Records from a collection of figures
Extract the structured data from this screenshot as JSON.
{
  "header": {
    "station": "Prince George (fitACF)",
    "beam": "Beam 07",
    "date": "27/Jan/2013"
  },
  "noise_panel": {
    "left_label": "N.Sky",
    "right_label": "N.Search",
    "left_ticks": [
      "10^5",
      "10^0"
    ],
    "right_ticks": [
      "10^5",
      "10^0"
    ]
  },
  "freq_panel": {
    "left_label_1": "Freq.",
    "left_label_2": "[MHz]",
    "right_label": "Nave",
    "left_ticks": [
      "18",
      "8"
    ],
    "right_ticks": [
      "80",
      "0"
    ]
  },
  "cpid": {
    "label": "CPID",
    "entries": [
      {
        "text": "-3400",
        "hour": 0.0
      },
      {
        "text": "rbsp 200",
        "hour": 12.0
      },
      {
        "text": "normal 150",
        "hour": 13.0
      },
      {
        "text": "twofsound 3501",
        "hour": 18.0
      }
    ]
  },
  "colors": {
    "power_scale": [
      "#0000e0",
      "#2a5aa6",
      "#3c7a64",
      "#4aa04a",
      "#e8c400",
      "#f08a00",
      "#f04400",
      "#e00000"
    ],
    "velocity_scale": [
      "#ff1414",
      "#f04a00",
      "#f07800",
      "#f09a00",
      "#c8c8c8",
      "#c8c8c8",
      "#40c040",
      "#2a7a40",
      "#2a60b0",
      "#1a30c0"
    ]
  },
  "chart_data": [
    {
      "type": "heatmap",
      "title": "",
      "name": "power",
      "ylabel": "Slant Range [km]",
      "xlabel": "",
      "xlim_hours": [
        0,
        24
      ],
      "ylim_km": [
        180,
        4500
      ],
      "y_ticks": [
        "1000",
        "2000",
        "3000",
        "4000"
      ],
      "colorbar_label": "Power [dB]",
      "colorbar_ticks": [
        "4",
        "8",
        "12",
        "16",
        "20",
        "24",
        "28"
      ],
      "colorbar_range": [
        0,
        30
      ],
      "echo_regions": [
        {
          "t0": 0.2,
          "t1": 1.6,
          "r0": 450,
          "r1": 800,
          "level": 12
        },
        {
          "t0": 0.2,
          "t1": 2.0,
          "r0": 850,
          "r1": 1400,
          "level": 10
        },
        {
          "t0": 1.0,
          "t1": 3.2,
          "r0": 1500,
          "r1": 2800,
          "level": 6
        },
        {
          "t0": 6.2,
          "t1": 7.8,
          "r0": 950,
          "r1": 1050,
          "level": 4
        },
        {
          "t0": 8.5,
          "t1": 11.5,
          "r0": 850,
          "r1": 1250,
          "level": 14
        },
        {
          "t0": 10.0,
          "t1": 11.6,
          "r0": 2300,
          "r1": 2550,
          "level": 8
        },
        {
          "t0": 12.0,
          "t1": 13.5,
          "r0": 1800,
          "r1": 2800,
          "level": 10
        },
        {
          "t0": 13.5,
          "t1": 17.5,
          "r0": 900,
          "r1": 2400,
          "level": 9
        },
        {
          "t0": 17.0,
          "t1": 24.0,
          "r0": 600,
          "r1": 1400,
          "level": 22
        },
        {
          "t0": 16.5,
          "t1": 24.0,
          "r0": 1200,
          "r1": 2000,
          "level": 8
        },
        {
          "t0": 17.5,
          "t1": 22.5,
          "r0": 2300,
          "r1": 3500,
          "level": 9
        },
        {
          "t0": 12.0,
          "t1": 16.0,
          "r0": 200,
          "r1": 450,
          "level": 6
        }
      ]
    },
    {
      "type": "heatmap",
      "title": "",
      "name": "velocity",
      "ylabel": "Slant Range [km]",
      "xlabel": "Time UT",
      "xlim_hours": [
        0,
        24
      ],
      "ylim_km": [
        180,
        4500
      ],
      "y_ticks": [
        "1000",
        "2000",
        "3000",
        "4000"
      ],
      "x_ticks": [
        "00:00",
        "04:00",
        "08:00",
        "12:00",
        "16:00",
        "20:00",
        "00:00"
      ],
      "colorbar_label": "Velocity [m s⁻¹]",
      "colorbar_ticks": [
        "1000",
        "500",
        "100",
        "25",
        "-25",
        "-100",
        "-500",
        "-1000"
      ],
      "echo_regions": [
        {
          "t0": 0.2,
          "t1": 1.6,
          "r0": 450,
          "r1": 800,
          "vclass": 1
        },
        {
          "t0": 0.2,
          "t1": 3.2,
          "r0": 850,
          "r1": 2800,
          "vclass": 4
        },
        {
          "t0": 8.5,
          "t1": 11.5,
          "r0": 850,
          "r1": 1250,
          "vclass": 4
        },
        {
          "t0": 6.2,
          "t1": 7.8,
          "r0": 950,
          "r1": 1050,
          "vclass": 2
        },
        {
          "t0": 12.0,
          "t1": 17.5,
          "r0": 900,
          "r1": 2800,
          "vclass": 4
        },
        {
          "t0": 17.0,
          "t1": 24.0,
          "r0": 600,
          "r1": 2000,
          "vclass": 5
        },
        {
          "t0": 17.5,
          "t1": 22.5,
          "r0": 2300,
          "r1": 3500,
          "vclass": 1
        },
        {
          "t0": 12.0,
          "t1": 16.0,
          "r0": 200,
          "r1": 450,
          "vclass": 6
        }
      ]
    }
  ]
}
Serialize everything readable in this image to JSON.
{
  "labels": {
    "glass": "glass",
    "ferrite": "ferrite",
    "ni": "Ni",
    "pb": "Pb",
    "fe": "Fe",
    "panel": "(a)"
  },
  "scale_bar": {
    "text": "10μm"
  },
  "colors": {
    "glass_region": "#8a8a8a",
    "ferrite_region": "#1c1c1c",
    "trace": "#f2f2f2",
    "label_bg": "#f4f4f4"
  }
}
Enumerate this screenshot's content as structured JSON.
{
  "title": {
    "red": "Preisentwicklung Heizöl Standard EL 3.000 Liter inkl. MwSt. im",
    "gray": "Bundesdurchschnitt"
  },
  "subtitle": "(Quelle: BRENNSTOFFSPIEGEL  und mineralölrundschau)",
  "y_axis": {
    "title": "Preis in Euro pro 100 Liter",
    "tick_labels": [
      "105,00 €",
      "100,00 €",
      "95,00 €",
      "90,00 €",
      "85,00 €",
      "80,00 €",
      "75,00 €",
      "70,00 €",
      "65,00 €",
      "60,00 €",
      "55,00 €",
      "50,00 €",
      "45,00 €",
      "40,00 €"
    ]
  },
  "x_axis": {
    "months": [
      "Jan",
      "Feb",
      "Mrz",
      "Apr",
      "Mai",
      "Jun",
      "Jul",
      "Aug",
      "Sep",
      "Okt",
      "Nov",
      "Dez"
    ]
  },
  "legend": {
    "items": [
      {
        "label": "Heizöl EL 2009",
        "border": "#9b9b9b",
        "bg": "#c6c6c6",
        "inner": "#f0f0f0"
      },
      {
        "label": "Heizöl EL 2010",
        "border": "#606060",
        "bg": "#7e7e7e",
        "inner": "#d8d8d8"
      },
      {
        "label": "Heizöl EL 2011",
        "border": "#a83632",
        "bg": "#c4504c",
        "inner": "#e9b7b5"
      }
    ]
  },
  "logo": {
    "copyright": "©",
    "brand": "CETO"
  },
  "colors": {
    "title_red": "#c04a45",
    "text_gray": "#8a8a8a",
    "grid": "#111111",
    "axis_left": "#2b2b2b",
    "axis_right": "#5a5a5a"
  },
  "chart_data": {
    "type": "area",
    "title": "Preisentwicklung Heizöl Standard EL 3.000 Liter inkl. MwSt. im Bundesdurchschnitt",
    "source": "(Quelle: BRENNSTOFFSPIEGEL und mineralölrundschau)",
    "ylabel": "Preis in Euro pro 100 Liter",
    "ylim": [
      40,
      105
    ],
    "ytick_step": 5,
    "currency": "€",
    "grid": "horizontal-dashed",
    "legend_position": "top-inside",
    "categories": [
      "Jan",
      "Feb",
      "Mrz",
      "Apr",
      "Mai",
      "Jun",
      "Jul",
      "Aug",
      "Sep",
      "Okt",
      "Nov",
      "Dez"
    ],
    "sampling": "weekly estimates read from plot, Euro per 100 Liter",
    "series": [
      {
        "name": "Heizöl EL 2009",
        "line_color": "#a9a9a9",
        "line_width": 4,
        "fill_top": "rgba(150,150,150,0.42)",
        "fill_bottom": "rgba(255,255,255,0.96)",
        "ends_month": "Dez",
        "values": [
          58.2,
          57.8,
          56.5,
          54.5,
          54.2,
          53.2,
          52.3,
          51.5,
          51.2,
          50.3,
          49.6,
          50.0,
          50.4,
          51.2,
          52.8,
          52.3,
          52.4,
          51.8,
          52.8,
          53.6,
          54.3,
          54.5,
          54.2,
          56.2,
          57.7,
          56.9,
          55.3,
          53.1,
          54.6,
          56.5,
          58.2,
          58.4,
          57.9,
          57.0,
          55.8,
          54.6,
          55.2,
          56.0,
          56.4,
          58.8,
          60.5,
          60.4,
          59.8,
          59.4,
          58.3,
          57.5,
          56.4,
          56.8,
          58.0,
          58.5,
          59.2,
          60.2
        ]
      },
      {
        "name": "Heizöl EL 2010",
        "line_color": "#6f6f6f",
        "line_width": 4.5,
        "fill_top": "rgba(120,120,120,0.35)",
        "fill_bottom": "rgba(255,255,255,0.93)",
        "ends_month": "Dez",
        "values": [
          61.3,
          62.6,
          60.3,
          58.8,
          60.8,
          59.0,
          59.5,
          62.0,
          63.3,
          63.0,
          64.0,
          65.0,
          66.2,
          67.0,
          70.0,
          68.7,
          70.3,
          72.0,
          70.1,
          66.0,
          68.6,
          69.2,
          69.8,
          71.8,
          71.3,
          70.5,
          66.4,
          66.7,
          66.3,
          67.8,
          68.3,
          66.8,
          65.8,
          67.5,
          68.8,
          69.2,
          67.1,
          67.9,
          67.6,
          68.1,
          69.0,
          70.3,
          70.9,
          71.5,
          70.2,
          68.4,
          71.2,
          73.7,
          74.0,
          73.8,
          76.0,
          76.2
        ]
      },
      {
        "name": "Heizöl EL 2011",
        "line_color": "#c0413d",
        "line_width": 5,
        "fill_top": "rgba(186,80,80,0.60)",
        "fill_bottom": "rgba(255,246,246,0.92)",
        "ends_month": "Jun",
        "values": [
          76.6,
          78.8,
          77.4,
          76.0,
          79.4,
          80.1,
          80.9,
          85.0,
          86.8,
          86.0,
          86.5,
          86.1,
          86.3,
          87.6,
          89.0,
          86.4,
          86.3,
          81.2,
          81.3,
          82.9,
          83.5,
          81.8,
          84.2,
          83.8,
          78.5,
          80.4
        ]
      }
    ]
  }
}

> **AIM OF THE TASK**
Go through the listing above and list every line that has the word "Quelle".

> **EXPECTED ANSWER**
  "subtitle": "(Quelle: BRENNSTOFFSPIEGEL  und mineralölrundschau)",
    "source": "(Quelle: BRENNSTOFFSPIEGEL und mineralölrundschau)",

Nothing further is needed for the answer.